Return every line below in which "Marga" appears.

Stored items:
________________________
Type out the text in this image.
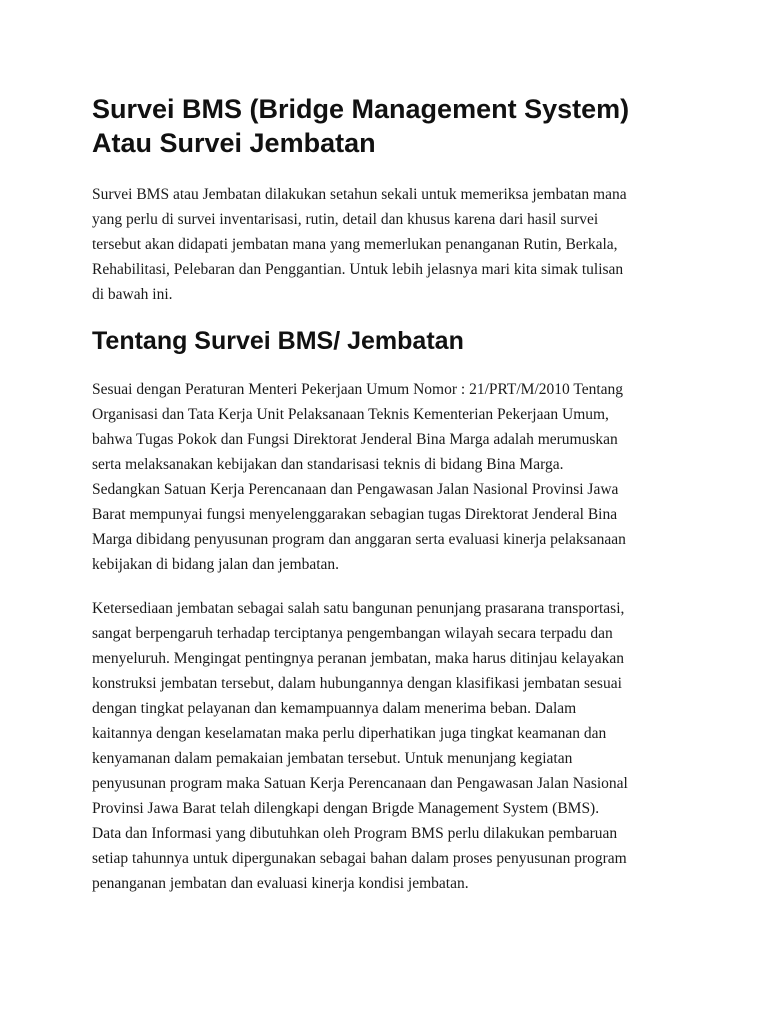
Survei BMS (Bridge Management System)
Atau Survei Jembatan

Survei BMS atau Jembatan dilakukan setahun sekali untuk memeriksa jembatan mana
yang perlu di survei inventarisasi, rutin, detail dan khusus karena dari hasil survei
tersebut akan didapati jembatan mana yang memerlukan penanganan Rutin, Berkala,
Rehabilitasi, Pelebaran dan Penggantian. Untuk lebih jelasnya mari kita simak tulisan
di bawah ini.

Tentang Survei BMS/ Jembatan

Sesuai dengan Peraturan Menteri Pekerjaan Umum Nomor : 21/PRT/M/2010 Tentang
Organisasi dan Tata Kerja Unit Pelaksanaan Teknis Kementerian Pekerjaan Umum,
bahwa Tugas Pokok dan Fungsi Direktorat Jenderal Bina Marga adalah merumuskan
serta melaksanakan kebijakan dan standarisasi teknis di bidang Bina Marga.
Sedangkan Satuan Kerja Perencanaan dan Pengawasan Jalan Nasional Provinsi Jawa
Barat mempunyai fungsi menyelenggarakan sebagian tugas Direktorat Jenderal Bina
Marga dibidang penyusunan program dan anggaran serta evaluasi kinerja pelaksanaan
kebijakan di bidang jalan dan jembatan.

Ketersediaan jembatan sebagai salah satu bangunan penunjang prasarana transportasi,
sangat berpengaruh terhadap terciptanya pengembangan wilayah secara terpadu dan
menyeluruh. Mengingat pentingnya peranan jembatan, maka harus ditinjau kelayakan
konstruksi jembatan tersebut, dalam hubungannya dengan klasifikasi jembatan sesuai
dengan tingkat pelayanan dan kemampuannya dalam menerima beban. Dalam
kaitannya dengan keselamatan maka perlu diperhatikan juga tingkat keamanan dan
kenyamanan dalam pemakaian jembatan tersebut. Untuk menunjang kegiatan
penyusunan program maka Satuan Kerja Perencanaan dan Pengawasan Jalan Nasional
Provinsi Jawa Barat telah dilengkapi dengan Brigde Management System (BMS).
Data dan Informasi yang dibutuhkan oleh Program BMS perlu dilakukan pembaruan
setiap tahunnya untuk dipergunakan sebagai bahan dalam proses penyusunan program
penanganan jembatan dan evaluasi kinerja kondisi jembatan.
________________________
§ Solution to the problem:
bahwa Tugas Pokok dan Fungsi Direktorat Jenderal Bina Marga adalah merumuskan
serta melaksanakan kebijakan dan standarisasi teknis di bidang Bina Marga.
Marga dibidang penyusunan program dan anggaran serta evaluasi kinerja pelaksanaan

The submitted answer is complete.